→ **Short exercise**: Scan the data for "JSON" and copy the lines it appears in.

→ **Dataset records**:
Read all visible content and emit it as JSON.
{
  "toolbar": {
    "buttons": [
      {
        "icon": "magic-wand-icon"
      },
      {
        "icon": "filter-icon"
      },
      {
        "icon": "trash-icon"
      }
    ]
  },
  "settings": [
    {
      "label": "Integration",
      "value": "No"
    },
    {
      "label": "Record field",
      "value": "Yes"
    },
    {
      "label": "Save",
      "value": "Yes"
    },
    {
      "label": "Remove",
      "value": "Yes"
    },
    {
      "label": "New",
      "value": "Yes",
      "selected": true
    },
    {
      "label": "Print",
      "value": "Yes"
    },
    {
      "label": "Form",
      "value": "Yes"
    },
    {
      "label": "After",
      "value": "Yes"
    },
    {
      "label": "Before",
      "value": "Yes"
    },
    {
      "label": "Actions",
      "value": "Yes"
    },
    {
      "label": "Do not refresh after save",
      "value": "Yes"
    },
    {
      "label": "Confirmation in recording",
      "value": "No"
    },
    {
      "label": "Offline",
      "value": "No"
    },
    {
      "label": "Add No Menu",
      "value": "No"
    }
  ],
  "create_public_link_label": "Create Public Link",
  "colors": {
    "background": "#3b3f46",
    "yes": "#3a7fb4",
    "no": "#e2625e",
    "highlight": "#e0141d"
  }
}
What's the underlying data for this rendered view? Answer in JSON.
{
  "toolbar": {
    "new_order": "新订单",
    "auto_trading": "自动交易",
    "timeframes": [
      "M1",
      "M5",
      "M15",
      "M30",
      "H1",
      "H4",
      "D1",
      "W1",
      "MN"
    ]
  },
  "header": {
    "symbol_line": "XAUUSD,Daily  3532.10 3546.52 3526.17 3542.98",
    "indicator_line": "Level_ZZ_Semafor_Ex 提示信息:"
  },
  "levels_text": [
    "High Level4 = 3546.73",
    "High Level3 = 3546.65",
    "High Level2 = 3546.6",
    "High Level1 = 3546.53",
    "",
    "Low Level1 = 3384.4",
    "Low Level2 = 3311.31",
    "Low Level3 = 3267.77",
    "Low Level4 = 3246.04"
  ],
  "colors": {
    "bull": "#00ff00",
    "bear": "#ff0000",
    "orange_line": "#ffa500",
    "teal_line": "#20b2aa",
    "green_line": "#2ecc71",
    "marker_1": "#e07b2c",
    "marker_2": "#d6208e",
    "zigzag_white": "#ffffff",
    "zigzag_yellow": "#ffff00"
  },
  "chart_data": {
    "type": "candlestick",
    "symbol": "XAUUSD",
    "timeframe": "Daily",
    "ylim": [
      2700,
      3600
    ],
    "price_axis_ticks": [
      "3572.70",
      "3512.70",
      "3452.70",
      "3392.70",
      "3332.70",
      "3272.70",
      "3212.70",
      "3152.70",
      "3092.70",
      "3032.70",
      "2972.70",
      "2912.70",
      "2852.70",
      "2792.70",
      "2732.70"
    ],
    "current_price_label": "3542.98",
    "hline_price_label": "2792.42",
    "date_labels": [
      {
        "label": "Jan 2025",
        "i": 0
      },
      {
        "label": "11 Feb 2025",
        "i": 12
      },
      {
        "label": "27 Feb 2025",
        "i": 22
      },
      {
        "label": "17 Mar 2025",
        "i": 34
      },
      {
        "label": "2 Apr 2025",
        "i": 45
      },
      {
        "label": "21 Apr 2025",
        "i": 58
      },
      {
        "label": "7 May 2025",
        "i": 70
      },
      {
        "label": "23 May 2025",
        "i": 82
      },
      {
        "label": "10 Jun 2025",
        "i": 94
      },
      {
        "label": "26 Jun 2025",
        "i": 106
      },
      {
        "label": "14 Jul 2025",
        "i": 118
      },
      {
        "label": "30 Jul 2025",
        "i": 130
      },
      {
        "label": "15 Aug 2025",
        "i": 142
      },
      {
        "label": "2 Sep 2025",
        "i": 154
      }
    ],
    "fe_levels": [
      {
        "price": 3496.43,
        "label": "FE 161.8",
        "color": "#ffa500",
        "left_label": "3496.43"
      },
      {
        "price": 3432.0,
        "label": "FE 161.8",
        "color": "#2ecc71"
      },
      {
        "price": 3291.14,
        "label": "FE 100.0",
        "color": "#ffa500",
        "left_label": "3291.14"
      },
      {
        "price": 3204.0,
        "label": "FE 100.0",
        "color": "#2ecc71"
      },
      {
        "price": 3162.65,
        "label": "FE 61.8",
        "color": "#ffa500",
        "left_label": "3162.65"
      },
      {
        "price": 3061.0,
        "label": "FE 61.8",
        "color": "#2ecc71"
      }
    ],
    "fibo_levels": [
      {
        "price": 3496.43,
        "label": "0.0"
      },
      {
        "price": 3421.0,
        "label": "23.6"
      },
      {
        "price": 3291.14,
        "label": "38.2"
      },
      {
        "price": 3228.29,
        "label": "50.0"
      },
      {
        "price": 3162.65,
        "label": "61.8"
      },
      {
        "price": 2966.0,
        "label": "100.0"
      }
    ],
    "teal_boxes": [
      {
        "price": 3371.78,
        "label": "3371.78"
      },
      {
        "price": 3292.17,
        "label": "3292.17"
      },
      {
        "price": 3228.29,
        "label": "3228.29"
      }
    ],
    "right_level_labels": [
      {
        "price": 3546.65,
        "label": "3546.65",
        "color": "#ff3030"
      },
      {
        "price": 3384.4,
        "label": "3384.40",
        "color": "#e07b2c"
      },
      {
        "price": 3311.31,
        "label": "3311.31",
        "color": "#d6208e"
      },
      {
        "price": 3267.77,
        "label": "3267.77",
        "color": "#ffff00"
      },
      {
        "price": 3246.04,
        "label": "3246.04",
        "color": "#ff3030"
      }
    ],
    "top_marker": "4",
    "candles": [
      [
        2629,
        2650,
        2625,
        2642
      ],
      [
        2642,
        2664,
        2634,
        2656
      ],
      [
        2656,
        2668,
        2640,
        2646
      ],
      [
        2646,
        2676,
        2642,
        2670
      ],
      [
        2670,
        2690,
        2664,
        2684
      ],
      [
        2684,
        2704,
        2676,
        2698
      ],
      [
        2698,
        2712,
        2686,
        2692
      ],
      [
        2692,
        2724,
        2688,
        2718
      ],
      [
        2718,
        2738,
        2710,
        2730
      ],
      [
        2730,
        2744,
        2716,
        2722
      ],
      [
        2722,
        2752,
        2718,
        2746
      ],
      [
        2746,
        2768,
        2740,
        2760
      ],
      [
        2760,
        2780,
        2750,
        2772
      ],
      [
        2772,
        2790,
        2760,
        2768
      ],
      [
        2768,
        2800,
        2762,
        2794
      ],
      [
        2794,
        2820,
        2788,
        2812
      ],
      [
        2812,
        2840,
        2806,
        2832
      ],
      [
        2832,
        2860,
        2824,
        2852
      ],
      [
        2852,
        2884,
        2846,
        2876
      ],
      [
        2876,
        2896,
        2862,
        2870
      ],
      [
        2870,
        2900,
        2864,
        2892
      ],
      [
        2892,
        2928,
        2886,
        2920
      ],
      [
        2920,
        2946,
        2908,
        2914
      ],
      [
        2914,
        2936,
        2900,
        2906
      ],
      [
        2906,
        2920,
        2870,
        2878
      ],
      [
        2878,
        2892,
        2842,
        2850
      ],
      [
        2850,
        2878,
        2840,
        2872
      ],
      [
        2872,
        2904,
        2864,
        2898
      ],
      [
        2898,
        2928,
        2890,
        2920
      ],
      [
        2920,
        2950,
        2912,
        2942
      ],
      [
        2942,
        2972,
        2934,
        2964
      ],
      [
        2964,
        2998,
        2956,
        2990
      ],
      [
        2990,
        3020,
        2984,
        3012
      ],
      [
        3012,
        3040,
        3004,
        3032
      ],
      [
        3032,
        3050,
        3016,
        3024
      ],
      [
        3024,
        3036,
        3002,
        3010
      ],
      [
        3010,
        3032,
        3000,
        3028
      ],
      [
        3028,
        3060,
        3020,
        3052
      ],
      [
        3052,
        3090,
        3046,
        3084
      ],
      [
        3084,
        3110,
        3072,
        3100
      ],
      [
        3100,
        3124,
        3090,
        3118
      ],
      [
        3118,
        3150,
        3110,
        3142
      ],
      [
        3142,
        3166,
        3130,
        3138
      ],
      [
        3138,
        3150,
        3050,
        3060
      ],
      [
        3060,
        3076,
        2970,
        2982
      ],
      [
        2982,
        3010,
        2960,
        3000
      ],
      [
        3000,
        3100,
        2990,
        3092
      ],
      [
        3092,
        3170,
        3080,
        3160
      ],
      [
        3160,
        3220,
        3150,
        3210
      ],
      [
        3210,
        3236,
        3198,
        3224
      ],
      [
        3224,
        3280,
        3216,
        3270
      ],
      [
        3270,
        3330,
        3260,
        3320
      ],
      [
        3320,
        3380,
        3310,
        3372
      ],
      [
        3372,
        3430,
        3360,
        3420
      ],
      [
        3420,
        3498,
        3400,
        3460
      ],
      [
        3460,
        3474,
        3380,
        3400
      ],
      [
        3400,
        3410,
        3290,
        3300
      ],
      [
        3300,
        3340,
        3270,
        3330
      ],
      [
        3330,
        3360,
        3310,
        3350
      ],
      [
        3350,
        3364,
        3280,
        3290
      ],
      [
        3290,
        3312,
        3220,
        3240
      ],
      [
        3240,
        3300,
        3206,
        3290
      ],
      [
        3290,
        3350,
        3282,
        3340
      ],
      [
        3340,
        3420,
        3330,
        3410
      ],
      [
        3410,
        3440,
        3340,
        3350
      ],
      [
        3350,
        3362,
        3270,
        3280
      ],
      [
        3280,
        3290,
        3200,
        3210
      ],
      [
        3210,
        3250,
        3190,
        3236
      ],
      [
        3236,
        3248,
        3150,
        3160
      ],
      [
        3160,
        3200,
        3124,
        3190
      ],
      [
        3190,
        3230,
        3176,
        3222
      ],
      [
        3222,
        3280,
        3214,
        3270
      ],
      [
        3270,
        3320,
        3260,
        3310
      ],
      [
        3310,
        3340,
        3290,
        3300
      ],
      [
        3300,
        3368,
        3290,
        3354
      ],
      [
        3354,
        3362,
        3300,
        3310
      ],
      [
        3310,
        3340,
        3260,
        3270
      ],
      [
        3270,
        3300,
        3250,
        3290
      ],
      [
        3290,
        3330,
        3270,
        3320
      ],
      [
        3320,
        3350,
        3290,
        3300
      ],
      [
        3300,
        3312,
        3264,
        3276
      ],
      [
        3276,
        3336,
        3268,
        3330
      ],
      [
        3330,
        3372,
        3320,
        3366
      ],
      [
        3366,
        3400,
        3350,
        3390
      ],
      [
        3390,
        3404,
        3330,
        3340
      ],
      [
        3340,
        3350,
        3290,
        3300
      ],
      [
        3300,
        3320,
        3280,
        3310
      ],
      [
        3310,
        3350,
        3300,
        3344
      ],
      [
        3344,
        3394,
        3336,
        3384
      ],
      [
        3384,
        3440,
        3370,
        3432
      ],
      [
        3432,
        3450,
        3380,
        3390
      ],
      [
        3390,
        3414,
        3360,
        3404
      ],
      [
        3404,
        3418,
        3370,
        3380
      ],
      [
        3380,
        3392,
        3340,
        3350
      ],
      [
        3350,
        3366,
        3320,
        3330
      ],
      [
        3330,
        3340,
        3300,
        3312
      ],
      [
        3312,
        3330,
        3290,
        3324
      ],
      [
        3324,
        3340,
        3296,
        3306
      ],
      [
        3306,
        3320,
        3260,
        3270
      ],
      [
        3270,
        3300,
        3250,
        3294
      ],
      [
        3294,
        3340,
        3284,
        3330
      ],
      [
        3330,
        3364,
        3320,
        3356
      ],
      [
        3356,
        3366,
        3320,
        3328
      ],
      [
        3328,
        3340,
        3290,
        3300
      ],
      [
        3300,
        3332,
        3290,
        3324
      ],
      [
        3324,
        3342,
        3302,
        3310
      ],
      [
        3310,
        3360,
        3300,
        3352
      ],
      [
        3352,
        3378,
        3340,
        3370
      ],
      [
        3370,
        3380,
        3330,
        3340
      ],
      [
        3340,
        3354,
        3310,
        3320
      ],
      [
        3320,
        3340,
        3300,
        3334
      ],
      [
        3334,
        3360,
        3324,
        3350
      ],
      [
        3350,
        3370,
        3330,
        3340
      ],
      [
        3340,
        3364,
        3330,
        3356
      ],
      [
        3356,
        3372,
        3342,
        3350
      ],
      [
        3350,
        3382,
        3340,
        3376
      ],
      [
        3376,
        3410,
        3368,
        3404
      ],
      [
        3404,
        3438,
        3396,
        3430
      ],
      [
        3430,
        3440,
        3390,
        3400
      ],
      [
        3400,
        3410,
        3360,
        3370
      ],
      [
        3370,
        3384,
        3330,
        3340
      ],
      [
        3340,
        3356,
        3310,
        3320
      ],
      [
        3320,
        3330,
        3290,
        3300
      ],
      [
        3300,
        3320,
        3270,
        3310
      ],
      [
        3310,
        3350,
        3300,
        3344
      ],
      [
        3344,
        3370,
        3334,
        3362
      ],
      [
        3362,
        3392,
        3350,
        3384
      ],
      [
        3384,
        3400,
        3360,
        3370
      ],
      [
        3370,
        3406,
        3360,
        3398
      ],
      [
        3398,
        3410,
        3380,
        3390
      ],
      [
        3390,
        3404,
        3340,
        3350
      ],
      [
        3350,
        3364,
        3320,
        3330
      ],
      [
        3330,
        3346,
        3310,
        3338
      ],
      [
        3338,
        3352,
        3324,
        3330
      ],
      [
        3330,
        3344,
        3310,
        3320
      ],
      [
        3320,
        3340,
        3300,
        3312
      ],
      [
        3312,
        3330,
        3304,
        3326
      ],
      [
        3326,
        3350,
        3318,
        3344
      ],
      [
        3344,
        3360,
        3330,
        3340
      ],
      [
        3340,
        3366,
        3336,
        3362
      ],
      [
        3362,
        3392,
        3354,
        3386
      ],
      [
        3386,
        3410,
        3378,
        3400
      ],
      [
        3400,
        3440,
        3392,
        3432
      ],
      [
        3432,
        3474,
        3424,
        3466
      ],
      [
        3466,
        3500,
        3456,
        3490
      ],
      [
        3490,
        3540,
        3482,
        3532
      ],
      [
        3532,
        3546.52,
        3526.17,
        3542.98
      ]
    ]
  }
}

→ **Solution for this problem**:
Read all visible content and emit it as JSON.
What's the underlying data for this rendered view? Answer in JSON.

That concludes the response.